## What the task requires
Which lines in the records below contain the word "人民币存款准备金率"? Copy each one out.

---------- Given records

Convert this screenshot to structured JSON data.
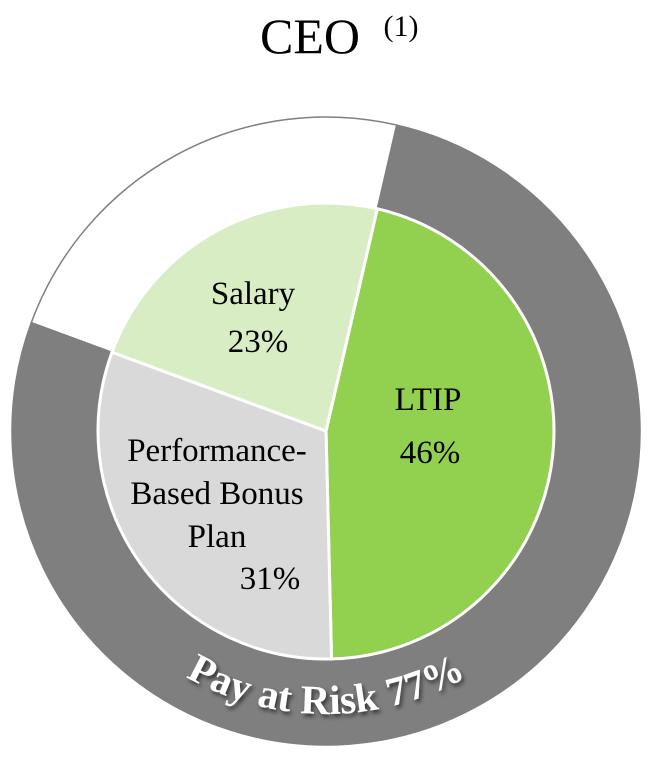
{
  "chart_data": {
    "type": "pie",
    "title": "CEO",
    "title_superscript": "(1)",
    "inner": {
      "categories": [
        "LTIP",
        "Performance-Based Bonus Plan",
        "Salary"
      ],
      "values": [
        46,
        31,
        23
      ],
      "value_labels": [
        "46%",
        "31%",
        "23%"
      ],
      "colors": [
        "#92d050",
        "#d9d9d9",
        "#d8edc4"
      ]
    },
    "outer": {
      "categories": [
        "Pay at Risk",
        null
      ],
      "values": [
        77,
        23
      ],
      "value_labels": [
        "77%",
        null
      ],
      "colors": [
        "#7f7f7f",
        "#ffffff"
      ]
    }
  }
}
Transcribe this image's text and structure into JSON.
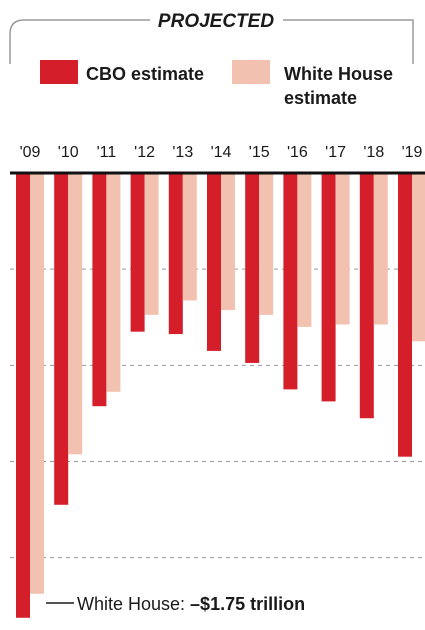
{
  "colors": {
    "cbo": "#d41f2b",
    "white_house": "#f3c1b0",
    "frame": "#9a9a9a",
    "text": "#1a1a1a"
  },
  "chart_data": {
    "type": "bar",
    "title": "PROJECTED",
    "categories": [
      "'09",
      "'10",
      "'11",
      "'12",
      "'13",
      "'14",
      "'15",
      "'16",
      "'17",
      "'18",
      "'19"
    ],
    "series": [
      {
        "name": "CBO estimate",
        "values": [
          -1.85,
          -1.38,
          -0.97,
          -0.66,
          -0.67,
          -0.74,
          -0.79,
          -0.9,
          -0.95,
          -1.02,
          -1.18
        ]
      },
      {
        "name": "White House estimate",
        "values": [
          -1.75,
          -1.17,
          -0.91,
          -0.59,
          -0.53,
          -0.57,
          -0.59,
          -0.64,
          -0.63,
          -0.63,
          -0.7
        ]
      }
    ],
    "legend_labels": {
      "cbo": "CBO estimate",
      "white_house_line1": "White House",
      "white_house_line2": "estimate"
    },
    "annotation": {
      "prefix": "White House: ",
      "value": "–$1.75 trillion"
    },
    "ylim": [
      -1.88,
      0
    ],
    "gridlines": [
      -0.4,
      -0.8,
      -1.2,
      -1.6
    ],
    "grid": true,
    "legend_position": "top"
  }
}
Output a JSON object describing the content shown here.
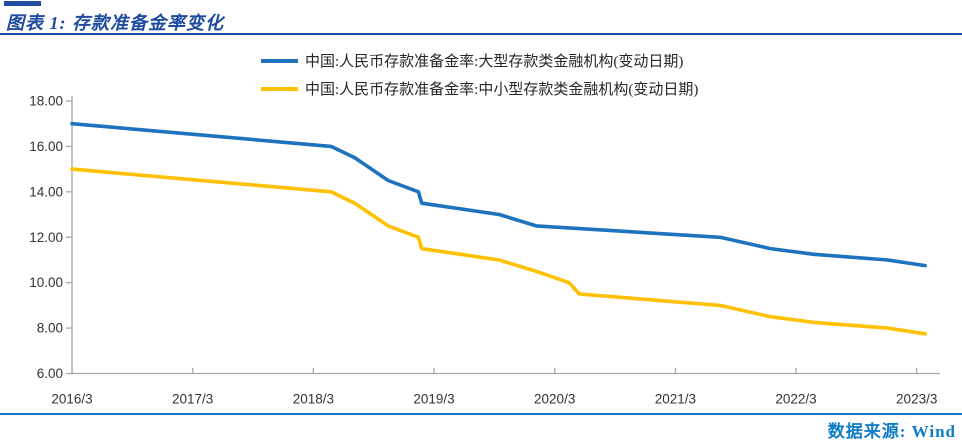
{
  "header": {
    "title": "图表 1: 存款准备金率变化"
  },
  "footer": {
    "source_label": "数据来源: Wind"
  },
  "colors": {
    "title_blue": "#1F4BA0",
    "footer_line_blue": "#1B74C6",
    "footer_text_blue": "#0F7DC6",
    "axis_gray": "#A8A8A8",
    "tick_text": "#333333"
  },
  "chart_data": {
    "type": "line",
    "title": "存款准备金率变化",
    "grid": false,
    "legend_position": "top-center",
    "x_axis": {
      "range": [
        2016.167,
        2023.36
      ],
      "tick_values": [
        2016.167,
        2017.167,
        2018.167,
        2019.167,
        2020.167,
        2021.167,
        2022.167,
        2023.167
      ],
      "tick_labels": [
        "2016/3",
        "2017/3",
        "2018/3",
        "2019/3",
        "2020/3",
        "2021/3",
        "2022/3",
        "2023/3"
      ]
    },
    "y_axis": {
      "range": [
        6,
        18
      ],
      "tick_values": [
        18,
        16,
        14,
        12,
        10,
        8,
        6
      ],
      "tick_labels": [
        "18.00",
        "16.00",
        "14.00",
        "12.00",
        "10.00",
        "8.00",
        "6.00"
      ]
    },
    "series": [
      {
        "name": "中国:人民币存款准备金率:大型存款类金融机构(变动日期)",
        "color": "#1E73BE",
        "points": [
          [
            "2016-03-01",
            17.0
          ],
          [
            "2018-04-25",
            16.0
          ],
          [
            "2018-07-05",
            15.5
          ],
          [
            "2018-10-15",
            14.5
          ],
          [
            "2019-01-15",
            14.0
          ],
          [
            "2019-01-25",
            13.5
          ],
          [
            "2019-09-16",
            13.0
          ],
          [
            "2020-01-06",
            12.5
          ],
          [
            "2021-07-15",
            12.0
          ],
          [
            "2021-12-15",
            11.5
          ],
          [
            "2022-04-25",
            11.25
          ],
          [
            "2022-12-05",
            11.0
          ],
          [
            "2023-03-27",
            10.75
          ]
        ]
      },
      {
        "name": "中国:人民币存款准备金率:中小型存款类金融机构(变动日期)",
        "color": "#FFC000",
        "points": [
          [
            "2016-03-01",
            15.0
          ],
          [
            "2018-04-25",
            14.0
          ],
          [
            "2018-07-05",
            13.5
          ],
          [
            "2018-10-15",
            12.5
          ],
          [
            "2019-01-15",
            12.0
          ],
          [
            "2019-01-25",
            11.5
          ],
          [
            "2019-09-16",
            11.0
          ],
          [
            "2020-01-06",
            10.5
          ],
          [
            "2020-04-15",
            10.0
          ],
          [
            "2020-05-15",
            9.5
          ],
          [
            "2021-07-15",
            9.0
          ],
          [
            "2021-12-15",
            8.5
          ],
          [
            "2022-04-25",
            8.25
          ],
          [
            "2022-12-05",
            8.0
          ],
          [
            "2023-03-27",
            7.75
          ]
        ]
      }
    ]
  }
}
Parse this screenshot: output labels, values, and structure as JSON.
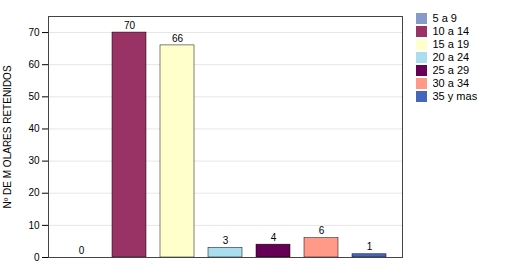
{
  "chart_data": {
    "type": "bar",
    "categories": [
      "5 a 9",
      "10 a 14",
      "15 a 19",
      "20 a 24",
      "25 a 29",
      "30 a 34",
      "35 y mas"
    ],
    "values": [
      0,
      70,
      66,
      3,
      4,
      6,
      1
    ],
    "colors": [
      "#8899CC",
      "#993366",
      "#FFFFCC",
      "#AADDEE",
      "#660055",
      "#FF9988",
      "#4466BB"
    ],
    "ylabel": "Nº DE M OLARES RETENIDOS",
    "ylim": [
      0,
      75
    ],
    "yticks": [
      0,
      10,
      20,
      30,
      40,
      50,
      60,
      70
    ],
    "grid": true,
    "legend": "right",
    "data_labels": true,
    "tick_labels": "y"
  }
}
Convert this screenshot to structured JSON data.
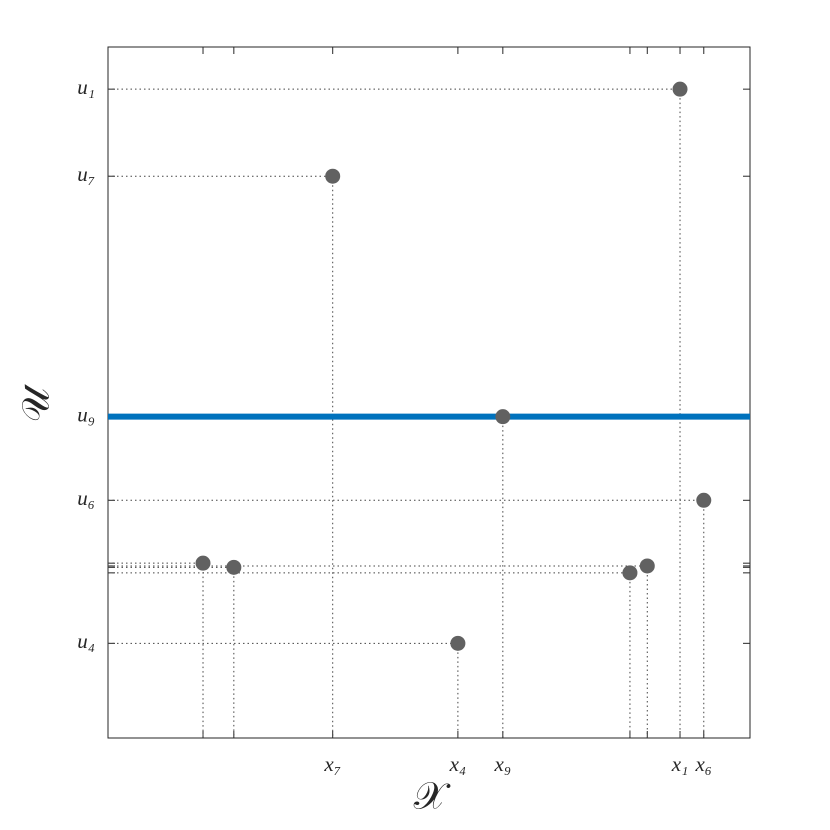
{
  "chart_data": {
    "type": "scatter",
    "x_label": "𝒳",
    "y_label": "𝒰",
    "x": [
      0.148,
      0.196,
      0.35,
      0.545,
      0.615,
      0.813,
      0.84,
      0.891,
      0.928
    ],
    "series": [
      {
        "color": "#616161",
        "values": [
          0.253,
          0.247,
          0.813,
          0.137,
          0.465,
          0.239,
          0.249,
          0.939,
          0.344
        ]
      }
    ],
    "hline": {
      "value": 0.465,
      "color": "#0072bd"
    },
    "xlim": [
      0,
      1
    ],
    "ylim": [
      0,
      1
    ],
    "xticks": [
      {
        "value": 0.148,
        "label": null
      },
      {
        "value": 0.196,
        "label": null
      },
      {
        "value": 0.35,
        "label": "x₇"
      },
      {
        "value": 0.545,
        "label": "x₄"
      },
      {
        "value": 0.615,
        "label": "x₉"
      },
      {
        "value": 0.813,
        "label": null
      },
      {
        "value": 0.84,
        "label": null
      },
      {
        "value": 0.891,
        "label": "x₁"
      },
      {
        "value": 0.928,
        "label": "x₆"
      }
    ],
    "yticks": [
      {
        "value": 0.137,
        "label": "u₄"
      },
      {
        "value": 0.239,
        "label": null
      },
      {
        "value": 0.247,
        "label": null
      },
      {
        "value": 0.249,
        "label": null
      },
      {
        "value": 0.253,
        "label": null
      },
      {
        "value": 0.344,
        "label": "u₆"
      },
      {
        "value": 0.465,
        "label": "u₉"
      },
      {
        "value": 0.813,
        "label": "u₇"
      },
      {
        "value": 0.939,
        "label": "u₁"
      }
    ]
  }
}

--------------------

## Exercise output
        "name": "中国:人民币存款准备金率:大型存款类金融机构(变动日期)",
        "name": "中国:人民币存款准备金率:中小型存款类金融机构(变动日期)",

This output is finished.